[Stored data items]
⁂

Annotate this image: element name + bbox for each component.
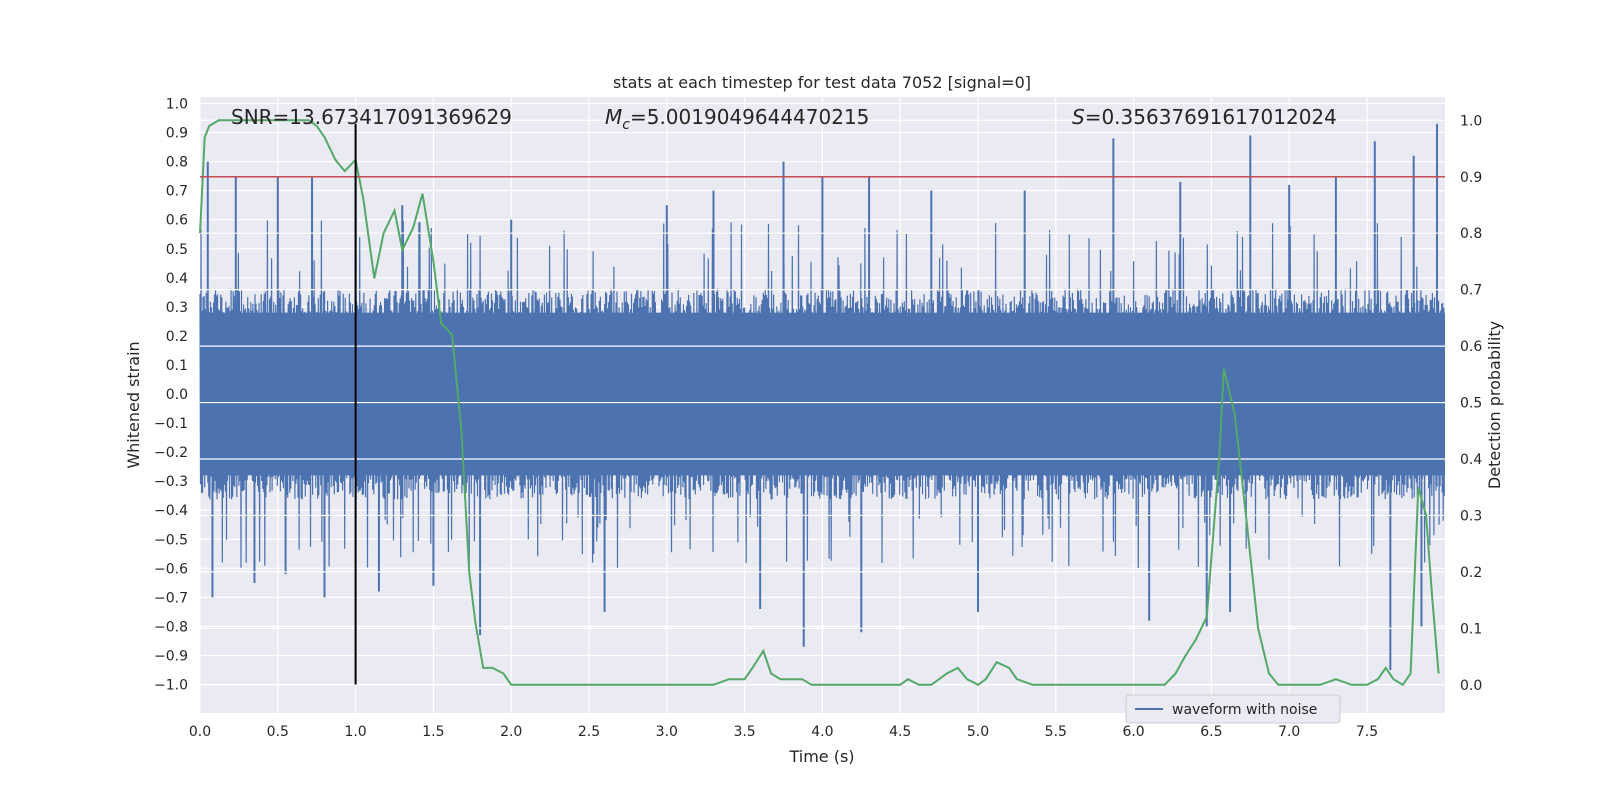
y-left-tick-label: −0.4 — [154, 503, 188, 519]
y-left-tick-label: 0.4 — [166, 271, 188, 287]
y-right-tick-labels: 1.0 0.9 0.8 0.7 0.6 0.5 0.4 0.3 0.2 0.1 0.0 — [1460, 113, 1482, 694]
y-right-tick-label: 0.0 — [1460, 678, 1482, 694]
mc-value: =5.0019049644470215 — [630, 105, 869, 129]
y-left-tick-label: 0.0 — [166, 387, 188, 403]
x-tick-label: 6.0 — [1122, 724, 1144, 740]
y-left-tick-label: 0.1 — [166, 358, 188, 374]
y-left-tick-label: 0.8 — [166, 155, 188, 171]
reference-lines — [200, 123, 1445, 685]
detection-probability-series — [199, 119, 1440, 687]
legend: waveform with noise — [1125, 694, 1341, 724]
legend-entry-waveform: waveform with noise — [1172, 702, 1317, 718]
x-tick-label: 1.0 — [344, 724, 366, 740]
y-left-tick-label: 0.3 — [166, 300, 188, 316]
x-axis-label: Time (s) — [788, 747, 854, 766]
chart-title: stats at each timestep for test data 705… — [613, 73, 1031, 92]
y-right-tick-label: 0.5 — [1460, 396, 1482, 412]
y-left-tick-label: 0.2 — [166, 329, 188, 345]
legend-box — [1125, 694, 1341, 724]
y-right-tick-label: 0.2 — [1460, 565, 1482, 581]
x-tick-label: 0.5 — [267, 724, 289, 740]
y-left-tick-labels: 1.0 0.9 0.8 0.7 0.6 0.5 0.4 0.3 0.2 0.1 0.0 −0.1 −0.… — [154, 97, 188, 694]
y-left-tick-label: 1.0 — [166, 97, 188, 113]
s-annotation: S=0.35637691617012024 — [1072, 105, 1337, 129]
y-left-tick-label: 0.9 — [166, 126, 188, 142]
y-right-tick-label: 0.4 — [1460, 452, 1482, 468]
x-tick-label: 1.5 — [422, 724, 444, 740]
y-right-tick-label: 0.8 — [1460, 226, 1482, 242]
x-tick-labels: 0.0 0.5 1.0 1.5 2.0 2.5 3.0 3.5 4.0 4.5 5.0 5.5 6.0 6… — [189, 724, 1378, 740]
y-right-axis-label: Detection probability — [1485, 321, 1504, 489]
x-tick-label: 7.5 — [1356, 724, 1378, 740]
x-tick-label: 5.5 — [1045, 724, 1067, 740]
y-right-tick-label: 0.7 — [1460, 283, 1482, 299]
y-right-tick-label: 1.0 — [1460, 113, 1482, 129]
x-tick-label: 3.5 — [733, 724, 755, 740]
y-left-tick-label: −0.3 — [154, 474, 188, 490]
y-left-tick-label: 0.7 — [166, 184, 188, 200]
y-left-axis-label: Whitened strain — [124, 341, 143, 468]
s-value: =0.35637691617012024 — [1085, 105, 1337, 129]
x-tick-label: 2.0 — [500, 724, 522, 740]
x-tick-label: 3.0 — [656, 724, 678, 740]
y-left-tick-label: −0.7 — [154, 590, 188, 606]
x-tick-label: 7.0 — [1278, 724, 1300, 740]
waveform-series — [199, 123, 1445, 670]
snr-annotation: SNR=13.673417091369629 — [231, 105, 512, 129]
x-tick-label: 0.0 — [189, 724, 211, 740]
chirp-mass-annotation: Mc=5.0019049644470215 — [605, 105, 869, 133]
y-left-tick-label: −0.8 — [154, 619, 188, 635]
detection-probability-line — [199, 119, 1440, 687]
y-left-tick-label: −1.0 — [154, 678, 188, 694]
y-left-tick-label: −0.2 — [154, 445, 188, 461]
x-tick-label: 2.5 — [578, 724, 600, 740]
y-right-tick-label: 0.1 — [1460, 621, 1482, 637]
x-tick-label: 5.0 — [967, 724, 989, 740]
x-tick-label: 6.5 — [1200, 724, 1222, 740]
mc-subscript: c — [622, 117, 630, 133]
y-left-tick-label: 0.5 — [166, 242, 188, 258]
mc-symbol: M — [605, 105, 622, 129]
y-left-tick-label: −0.9 — [154, 648, 188, 664]
y-left-tick-label: 0.6 — [166, 213, 188, 229]
y-right-tick-label: 0.9 — [1460, 170, 1482, 186]
y-right-tick-label: 0.3 — [1460, 508, 1482, 524]
y-left-tick-label: −0.5 — [154, 532, 188, 548]
s-symbol: S — [1072, 105, 1085, 129]
x-tick-label: 4.0 — [811, 724, 833, 740]
y-left-tick-label: −0.6 — [154, 561, 188, 577]
y-left-tick-label: −0.1 — [154, 416, 188, 432]
x-tick-label: 4.5 — [889, 724, 911, 740]
y-right-tick-label: 0.6 — [1460, 339, 1482, 355]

⁂

> BRIEF
Output every line of the data above as a numbered list, omitting blank lines and leaving out the pictures.

> SOLUTION
1. Annotate this image: element name + bbox for each component.
2. y-left-tick-label: −0.4 — [154, 503, 188, 519]
3. y-left-tick-label: 0.4 — [166, 271, 188, 287]
4. y-right-tick-labels: 1.0 0.9 0.8 0.7 0.6 0.5 0.4 0.3 0.2 0.1 0.0 — [1460, 113, 1482, 694]
5. y-right-tick-label: 0.0 — [1460, 678, 1482, 694]
6. mc-value: =5.0019049644470215 — [630, 105, 869, 129]
7. y-left-tick-label: 0.0 — [166, 387, 188, 403]
8. x-tick-label: 6.0 — [1122, 724, 1144, 740]
9. y-left-tick-label: 0.1 — [166, 358, 188, 374]
10. y-left-tick-label: 0.8 — [166, 155, 188, 171]
11. reference-lines — [200, 123, 1445, 685]
12. detection-probability-series — [199, 119, 1440, 687]
13. legend: waveform with noise — [1125, 694, 1341, 724]
14. legend-entry-waveform: waveform with noise — [1172, 702, 1317, 718]
15. x-tick-label: 1.0 — [344, 724, 366, 740]
16. y-left-tick-label: 0.3 — [166, 300, 188, 316]
17. x-axis-label: Time (s) — [788, 747, 854, 766]
18. chart-title: stats at each timestep for test data 705… — [613, 73, 1031, 92]
19. y-right-tick-label: 0.5 — [1460, 396, 1482, 412]
20. y-left-tick-label: 0.2 — [166, 329, 188, 345]
21. legend-box — [1125, 694, 1341, 724]
22. y-right-tick-label: 0.2 — [1460, 565, 1482, 581]
23. x-tick-label: 0.5 — [267, 724, 289, 740]
24. y-left-tick-labels: 1.0 0.9 0.8 0.7 0.6 0.5 0.4 0.3 0.2 0.1 0.0 −0.1 −0.… — [154, 97, 188, 694]
25. y-left-tick-label: 1.0 — [166, 97, 188, 113]
26. s-annotation: S=0.35637691617012024 — [1072, 105, 1337, 129]
27. y-left-tick-label: 0.9 — [166, 126, 188, 142]
28. y-right-tick-label: 0.4 — [1460, 452, 1482, 468]
29. x-tick-label: 1.5 — [422, 724, 444, 740]
30. y-right-tick-label: 0.8 — [1460, 226, 1482, 242]
31. x-tick-labels: 0.0 0.5 1.0 1.5 2.0 2.5 3.0 3.5 4.0 4.5 5.0 5.5 6.0 6… — [189, 724, 1378, 740]
32. y-right-axis-label: Detection probability — [1485, 321, 1504, 489]
33. x-tick-label: 7.5 — [1356, 724, 1378, 740]
34. x-tick-label: 5.5 — [1045, 724, 1067, 740]
35. y-right-tick-label: 0.7 — [1460, 283, 1482, 299]
36. y-right-tick-label: 1.0 — [1460, 113, 1482, 129]
37. x-tick-label: 3.5 — [733, 724, 755, 740]
38. y-left-tick-label: −0.3 — [154, 474, 188, 490]
39. y-left-tick-label: 0.7 — [166, 184, 188, 200]
40. y-left-axis-label: Whitened strain — [124, 341, 143, 468]
41. s-value: =0.35637691617012024 — [1085, 105, 1337, 129]
42. x-tick-label: 2.0 — [500, 724, 522, 740]
43. x-tick-label: 3.0 — [656, 724, 678, 740]
44. y-left-tick-label: −0.7 — [154, 590, 188, 606]
45. x-tick-label: 7.0 — [1278, 724, 1300, 740]
46. waveform-series — [199, 123, 1445, 670]
47. snr-annotation: SNR=13.673417091369629 — [231, 105, 512, 129]
48. x-tick-label: 0.0 — [189, 724, 211, 740]
49. chirp-mass-annotation: Mc=5.0019049644470215 — [605, 105, 869, 133]
50. y-left-tick-label: −0.8 — [154, 619, 188, 635]
51. detection-probability-line — [199, 119, 1440, 687]
52. y-left-tick-label: −1.0 — [154, 678, 188, 694]
53. y-left-tick-label: −0.2 — [154, 445, 188, 461]
54. x-tick-label: 2.5 — [578, 724, 600, 740]
55. y-right-tick-label: 0.1 — [1460, 621, 1482, 637]
56. x-tick-label: 5.0 — [967, 724, 989, 740]
57. x-tick-label: 6.5 — [1200, 724, 1222, 740]
58. mc-subscript: c — [622, 117, 630, 133]
59. y-left-tick-label: 0.5 — [166, 242, 188, 258]
60. mc-symbol: M — [605, 105, 622, 129]
61. y-left-tick-label: −0.9 — [154, 648, 188, 664]
62. y-left-tick-label: 0.6 — [166, 213, 188, 229]
63. y-right-tick-label: 0.9 — [1460, 170, 1482, 186]
64. y-right-tick-label: 0.3 — [1460, 508, 1482, 524]
65. y-left-tick-label: −0.5 — [154, 532, 188, 548]
66. s-symbol: S — [1072, 105, 1085, 129]
67. x-tick-label: 4.0 — [811, 724, 833, 740]
68. y-left-tick-label: −0.6 — [154, 561, 188, 577]
69. y-left-tick-label: −0.1 — [154, 416, 188, 432]
70. x-tick-label: 4.5 — [889, 724, 911, 740]
71. y-right-tick-label: 0.6 — [1460, 339, 1482, 355]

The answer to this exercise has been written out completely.